[Records from a data source]
____________
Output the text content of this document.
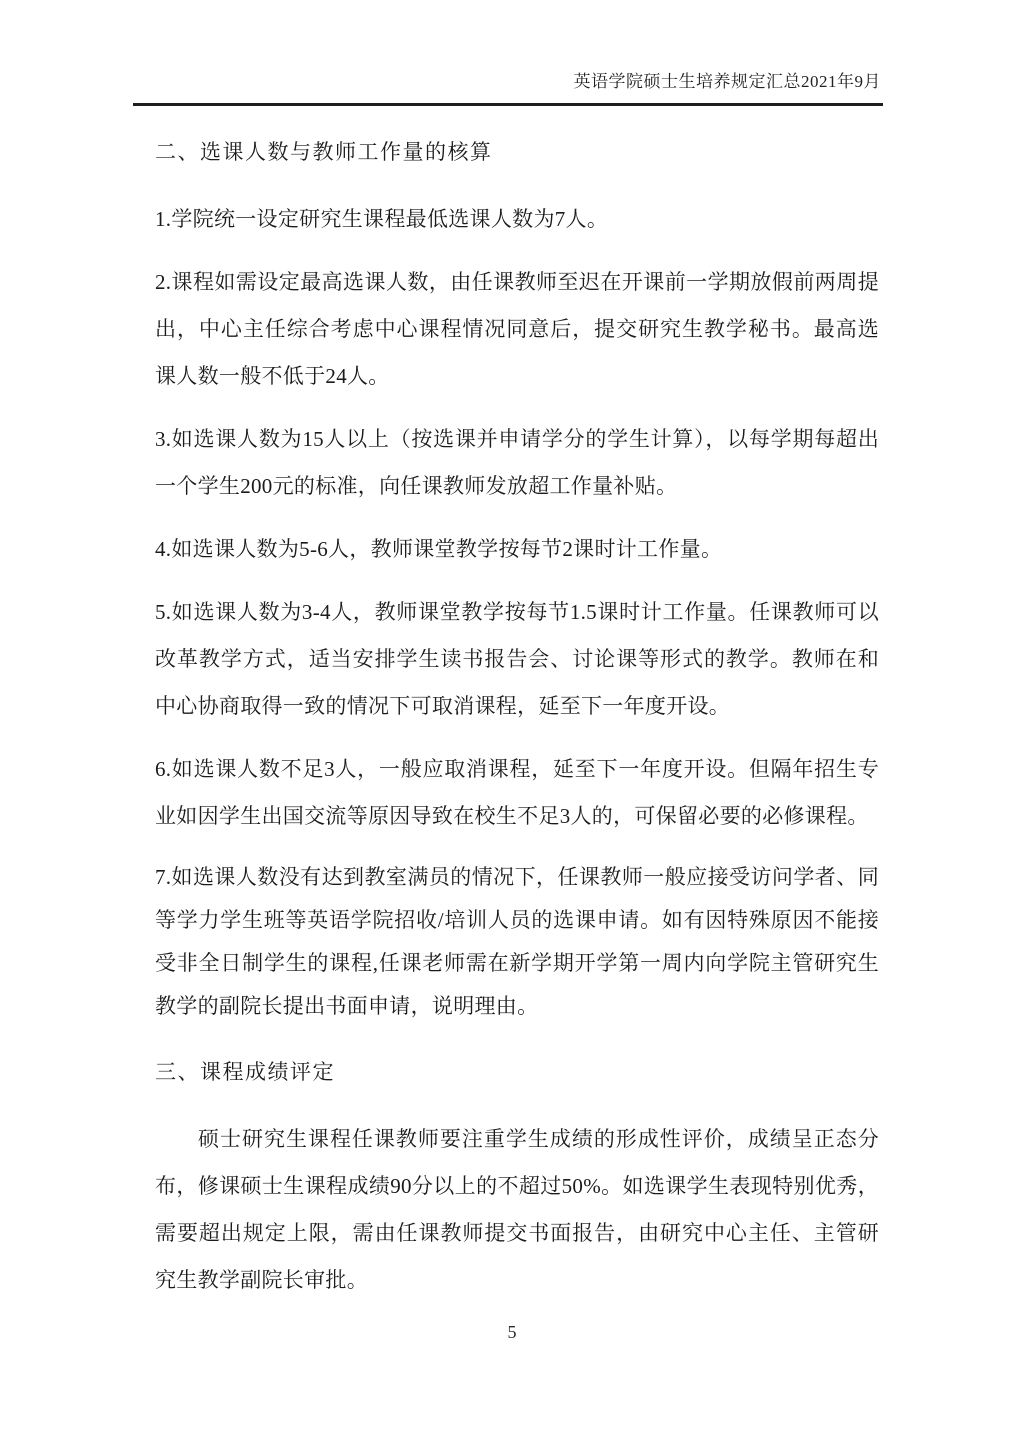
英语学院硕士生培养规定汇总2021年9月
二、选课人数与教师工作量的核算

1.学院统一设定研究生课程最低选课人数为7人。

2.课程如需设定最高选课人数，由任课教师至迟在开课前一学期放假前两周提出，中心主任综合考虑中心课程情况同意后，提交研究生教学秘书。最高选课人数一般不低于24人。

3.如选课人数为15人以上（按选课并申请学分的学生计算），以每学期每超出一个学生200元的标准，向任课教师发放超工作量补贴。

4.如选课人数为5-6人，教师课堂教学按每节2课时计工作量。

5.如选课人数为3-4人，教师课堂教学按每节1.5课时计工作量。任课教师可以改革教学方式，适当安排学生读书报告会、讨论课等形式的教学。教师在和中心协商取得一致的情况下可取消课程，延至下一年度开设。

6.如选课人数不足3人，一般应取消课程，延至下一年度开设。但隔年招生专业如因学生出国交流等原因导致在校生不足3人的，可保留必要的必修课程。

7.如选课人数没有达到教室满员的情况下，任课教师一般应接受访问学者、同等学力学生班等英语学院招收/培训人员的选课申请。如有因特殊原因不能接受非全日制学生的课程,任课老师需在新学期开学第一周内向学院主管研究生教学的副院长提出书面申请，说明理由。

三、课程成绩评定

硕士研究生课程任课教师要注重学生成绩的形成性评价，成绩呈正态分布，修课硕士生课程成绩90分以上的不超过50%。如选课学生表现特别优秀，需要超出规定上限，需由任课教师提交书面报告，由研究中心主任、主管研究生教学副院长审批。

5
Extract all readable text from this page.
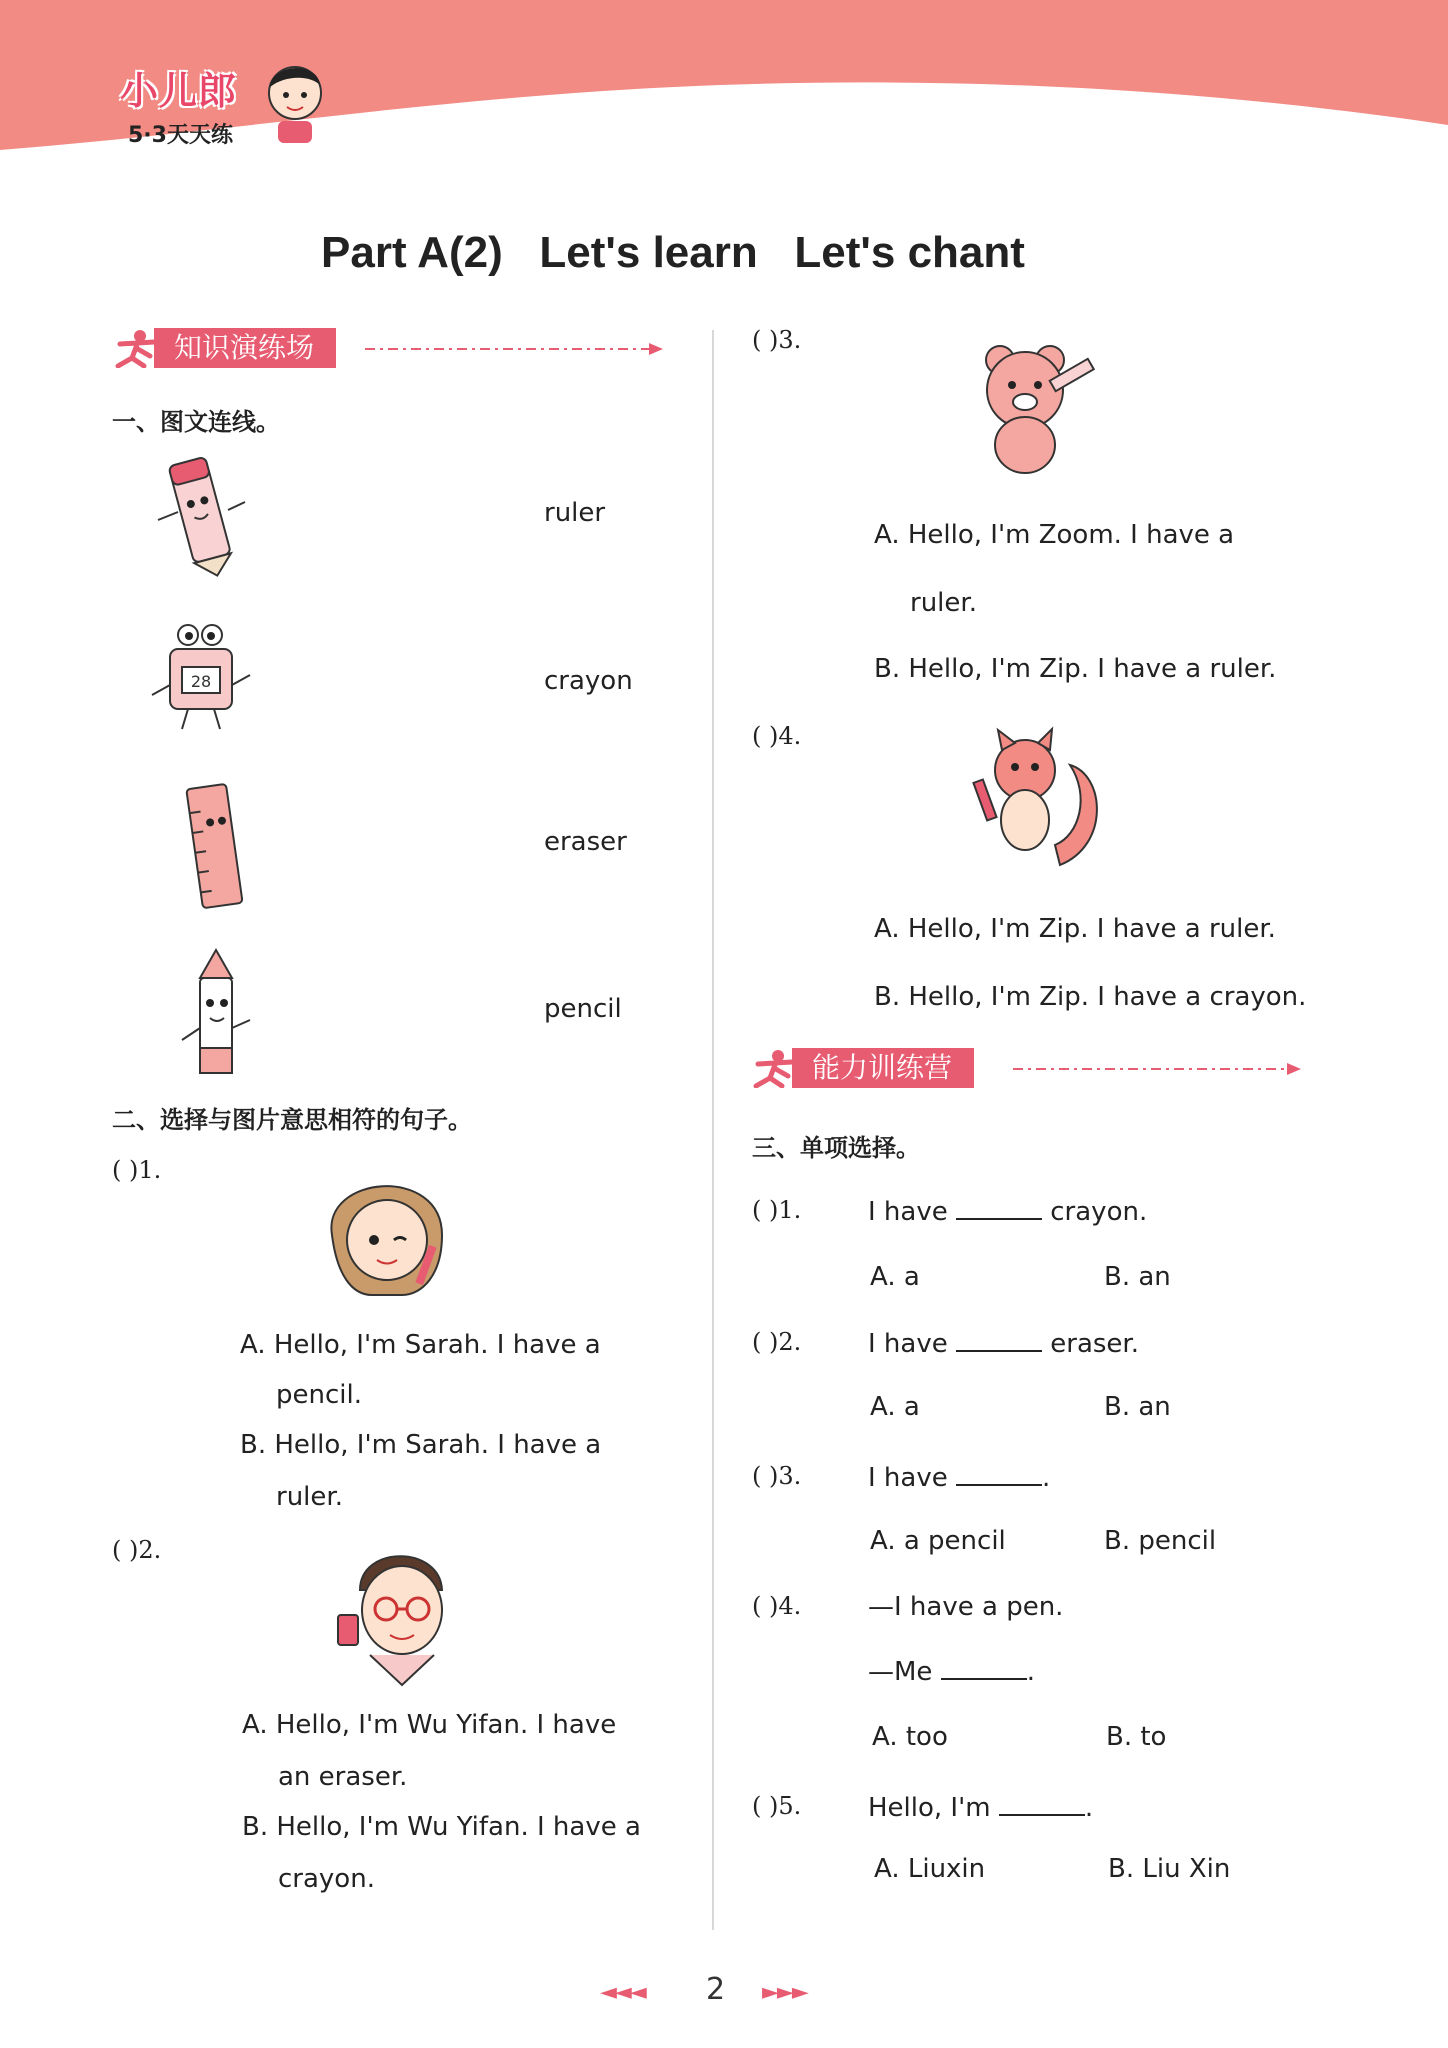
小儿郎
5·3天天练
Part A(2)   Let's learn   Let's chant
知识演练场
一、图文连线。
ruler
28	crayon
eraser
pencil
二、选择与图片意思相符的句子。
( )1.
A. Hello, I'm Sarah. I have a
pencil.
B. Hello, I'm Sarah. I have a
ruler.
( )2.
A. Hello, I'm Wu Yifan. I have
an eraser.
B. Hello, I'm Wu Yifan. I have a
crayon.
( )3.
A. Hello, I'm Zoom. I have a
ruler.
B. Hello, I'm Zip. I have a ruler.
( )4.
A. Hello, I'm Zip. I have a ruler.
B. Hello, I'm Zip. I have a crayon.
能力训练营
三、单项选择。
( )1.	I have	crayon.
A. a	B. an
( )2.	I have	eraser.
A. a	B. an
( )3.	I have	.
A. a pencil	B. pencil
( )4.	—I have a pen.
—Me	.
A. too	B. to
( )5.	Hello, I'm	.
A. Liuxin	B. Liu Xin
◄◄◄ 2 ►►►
____________
Exercise task: Quote every entry exactly, with the pictures omitted.

Problem solution:
Output the text content of this document.
英语学院硕士生培养规定汇总2021年9月
二、选课人数与教师工作量的核算

1.学院统一设定研究生课程最低选课人数为7人。

2.课程如需设定最高选课人数，由任课教师至迟在开课前一学期放假前两周提出，中心主任综合考虑中心课程情况同意后，提交研究生教学秘书。最高选课人数一般不低于24人。

3.如选课人数为15人以上（按选课并申请学分的学生计算），以每学期每超出一个学生200元的标准，向任课教师发放超工作量补贴。

4.如选课人数为5-6人，教师课堂教学按每节2课时计工作量。

5.如选课人数为3-4人，教师课堂教学按每节1.5课时计工作量。任课教师可以改革教学方式，适当安排学生读书报告会、讨论课等形式的教学。教师在和中心协商取得一致的情况下可取消课程，延至下一年度开设。

6.如选课人数不足3人，一般应取消课程，延至下一年度开设。但隔年招生专业如因学生出国交流等原因导致在校生不足3人的，可保留必要的必修课程。

7.如选课人数没有达到教室满员的情况下，任课教师一般应接受访问学者、同等学力学生班等英语学院招收/培训人员的选课申请。如有因特殊原因不能接受非全日制学生的课程,任课老师需在新学期开学第一周内向学院主管研究生教学的副院长提出书面申请，说明理由。

三、课程成绩评定

硕士研究生课程任课教师要注重学生成绩的形成性评价，成绩呈正态分布，修课硕士生课程成绩90分以上的不超过50%。如选课学生表现特别优秀，需要超出规定上限，需由任课教师提交书面报告，由研究中心主任、主管研究生教学副院长审批。

5
Extract all readable text from this page.
小儿郎
5·3天天练
Part A(2)   Let's learn   Let's chant
知识演练场
一、图文连线。
ruler
28	crayon
eraser
pencil
二、选择与图片意思相符的句子。
( )1.
A. Hello, I'm Sarah. I have a
pencil.
B. Hello, I'm Sarah. I have a
ruler.
( )2.
A. Hello, I'm Wu Yifan. I have
an eraser.
B. Hello, I'm Wu Yifan. I have a
crayon.
( )3.
A. Hello, I'm Zoom. I have a
ruler.
B. Hello, I'm Zip. I have a ruler.
( )4.
A. Hello, I'm Zip. I have a ruler.
B. Hello, I'm Zip. I have a crayon.
能力训练营
三、单项选择。
( )1.	I have	crayon.
A. a	B. an
( )2.	I have	eraser.
A. a	B. an
( )3.	I have	.
A. a pencil	B. pencil
( )4.	—I have a pen.
—Me	.
A. too	B. to
( )5.	Hello, I'm	.
A. Liuxin	B. Liu Xin
◄◄◄ 2 ►►►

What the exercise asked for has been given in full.